• _Set problem_
Which lines hold the word "非蛇鳝之穴无可寄托者"? Show each of them.

Data records:
--- BEGIN ---
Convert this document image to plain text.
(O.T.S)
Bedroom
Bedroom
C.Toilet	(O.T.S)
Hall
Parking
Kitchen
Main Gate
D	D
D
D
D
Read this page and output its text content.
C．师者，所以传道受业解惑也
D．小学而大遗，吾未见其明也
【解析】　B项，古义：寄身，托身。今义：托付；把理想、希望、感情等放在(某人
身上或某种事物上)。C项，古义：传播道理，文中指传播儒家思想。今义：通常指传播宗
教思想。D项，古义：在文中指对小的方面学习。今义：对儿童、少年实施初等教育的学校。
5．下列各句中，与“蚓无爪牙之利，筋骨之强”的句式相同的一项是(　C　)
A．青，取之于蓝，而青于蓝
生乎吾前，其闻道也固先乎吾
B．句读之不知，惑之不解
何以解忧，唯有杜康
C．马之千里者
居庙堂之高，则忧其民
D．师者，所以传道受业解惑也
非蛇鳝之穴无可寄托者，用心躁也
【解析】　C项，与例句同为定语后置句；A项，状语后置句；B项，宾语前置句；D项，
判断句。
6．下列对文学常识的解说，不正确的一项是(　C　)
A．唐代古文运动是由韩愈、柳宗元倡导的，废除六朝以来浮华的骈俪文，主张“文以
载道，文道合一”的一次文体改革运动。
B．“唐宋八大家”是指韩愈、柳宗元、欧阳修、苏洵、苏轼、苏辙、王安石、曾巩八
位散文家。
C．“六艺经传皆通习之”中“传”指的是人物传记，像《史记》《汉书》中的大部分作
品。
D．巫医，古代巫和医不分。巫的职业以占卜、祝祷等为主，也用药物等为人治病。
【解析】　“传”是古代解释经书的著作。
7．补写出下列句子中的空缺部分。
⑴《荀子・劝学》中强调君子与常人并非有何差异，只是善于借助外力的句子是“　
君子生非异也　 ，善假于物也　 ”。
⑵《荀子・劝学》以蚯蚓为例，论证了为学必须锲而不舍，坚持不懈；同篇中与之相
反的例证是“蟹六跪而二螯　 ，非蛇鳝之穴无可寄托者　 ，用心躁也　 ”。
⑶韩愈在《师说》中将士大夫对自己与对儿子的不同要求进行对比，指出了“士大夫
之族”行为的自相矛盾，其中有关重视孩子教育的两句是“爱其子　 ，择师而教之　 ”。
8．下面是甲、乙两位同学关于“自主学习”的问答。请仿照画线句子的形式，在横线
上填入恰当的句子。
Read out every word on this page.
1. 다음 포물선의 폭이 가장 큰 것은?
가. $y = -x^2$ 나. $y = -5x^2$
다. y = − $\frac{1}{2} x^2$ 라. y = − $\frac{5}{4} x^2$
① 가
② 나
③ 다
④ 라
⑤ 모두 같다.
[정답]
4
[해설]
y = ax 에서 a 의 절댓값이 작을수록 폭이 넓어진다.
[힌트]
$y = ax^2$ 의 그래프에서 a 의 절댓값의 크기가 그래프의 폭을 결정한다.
--- END ---
• _Exercise output_
非蛇鳝之穴无可寄托者，用心躁也
反的例证是“蟹六跪而二螯　 ，非蛇鳝之穴无可寄托者　 ，用心躁也　 ”。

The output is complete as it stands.